TASK TO COMPLETE: Pull out every line below that contains the word "resistance".

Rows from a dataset
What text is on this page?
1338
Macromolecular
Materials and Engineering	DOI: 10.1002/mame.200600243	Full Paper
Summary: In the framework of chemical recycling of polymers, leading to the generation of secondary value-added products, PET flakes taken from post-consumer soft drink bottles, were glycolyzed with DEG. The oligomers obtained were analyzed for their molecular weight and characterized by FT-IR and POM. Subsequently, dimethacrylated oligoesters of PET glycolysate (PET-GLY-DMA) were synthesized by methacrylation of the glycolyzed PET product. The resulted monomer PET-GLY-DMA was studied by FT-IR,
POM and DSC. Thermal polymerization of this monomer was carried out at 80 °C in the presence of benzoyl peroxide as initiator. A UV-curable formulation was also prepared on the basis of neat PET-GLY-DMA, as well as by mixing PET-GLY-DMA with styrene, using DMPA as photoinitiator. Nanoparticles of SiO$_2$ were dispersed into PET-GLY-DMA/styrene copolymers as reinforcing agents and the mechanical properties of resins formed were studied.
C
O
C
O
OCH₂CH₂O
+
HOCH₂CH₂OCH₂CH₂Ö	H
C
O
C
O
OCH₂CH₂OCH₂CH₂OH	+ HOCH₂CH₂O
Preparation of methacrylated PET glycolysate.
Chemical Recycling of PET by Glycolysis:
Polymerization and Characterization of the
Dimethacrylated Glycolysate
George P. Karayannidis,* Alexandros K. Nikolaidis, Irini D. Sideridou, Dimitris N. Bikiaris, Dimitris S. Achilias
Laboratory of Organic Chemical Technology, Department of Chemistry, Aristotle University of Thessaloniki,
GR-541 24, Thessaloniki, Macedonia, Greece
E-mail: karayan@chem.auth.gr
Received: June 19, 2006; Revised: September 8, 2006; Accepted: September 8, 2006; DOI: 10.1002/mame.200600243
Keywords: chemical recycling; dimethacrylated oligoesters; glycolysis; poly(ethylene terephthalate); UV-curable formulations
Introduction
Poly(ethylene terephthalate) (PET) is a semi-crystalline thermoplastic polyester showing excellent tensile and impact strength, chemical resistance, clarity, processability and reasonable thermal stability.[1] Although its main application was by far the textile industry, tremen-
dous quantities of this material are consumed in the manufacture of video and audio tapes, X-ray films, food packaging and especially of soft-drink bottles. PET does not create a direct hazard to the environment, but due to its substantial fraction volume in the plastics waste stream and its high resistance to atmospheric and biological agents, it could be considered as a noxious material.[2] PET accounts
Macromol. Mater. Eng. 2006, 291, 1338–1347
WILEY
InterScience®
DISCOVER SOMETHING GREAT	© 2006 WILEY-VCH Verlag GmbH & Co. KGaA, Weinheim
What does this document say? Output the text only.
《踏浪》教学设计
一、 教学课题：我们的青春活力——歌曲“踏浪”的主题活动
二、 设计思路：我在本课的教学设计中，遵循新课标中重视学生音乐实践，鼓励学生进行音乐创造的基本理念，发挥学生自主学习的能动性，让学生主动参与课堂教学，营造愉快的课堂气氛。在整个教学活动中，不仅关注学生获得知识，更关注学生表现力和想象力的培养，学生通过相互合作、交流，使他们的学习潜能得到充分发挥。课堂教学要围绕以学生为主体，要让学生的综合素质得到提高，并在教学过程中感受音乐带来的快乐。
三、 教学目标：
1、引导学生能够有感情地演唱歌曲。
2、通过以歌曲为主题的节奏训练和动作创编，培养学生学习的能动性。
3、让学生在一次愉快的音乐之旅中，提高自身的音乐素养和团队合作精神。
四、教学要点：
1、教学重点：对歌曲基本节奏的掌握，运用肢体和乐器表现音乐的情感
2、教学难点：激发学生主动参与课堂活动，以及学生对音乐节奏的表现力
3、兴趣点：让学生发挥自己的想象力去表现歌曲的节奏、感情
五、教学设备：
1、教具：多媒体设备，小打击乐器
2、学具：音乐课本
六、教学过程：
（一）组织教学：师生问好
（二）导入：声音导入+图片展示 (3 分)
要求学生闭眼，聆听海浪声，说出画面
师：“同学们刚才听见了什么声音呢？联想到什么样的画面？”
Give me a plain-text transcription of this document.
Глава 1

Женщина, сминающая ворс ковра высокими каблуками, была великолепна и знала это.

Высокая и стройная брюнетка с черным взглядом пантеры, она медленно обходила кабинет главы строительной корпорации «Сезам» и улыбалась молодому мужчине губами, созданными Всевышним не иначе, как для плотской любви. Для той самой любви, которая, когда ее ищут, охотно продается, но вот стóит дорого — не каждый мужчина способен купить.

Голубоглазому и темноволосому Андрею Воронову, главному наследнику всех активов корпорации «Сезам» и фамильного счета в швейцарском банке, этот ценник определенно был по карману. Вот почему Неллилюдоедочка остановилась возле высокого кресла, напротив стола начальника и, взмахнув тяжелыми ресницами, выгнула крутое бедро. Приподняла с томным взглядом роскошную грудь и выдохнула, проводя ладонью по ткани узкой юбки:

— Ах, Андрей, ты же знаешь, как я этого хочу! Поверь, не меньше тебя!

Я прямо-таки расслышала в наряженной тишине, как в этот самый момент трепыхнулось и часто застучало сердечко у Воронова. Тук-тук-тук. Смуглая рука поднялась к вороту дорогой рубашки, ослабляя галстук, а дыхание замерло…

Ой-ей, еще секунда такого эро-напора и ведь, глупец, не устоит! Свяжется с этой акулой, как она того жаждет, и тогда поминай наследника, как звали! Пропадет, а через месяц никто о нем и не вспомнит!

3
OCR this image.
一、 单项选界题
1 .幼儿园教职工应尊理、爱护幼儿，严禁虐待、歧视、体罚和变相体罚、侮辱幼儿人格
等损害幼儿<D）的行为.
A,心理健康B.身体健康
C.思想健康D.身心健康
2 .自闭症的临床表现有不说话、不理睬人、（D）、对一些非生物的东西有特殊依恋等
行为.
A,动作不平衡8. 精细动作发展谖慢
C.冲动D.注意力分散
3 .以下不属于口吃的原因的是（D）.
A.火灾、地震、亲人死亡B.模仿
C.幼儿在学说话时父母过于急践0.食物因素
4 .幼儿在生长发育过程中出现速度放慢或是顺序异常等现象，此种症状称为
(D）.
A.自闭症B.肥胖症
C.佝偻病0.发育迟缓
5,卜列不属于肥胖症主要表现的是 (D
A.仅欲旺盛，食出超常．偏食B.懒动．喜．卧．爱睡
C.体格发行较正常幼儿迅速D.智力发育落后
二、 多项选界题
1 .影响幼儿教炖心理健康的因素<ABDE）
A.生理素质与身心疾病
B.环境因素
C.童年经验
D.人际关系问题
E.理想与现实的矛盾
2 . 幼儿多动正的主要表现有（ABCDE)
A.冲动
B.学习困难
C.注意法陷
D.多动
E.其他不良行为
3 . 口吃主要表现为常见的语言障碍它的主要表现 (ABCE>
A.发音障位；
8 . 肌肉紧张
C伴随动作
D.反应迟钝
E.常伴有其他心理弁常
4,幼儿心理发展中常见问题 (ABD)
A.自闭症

WRITTEN ANSWER:
Poly(ethylene terephthalate) (PET) is a semi-crystalline thermoplastic polyester showing excellent tensile and impact strength, chemical resistance, clarity, processability and reasonable thermal stability.[1] Although its main application was by far the textile industry, tremen-
dous quantities of this material are consumed in the manufacture of video and audio tapes, X-ray films, food packaging and especially of soft-drink bottles. PET does not create a direct hazard to the environment, but due to its substantial fraction volume in the plastics waste stream and its high resistance to atmospheric and biological agents, it could be considered as a noxious material.[2] PET accounts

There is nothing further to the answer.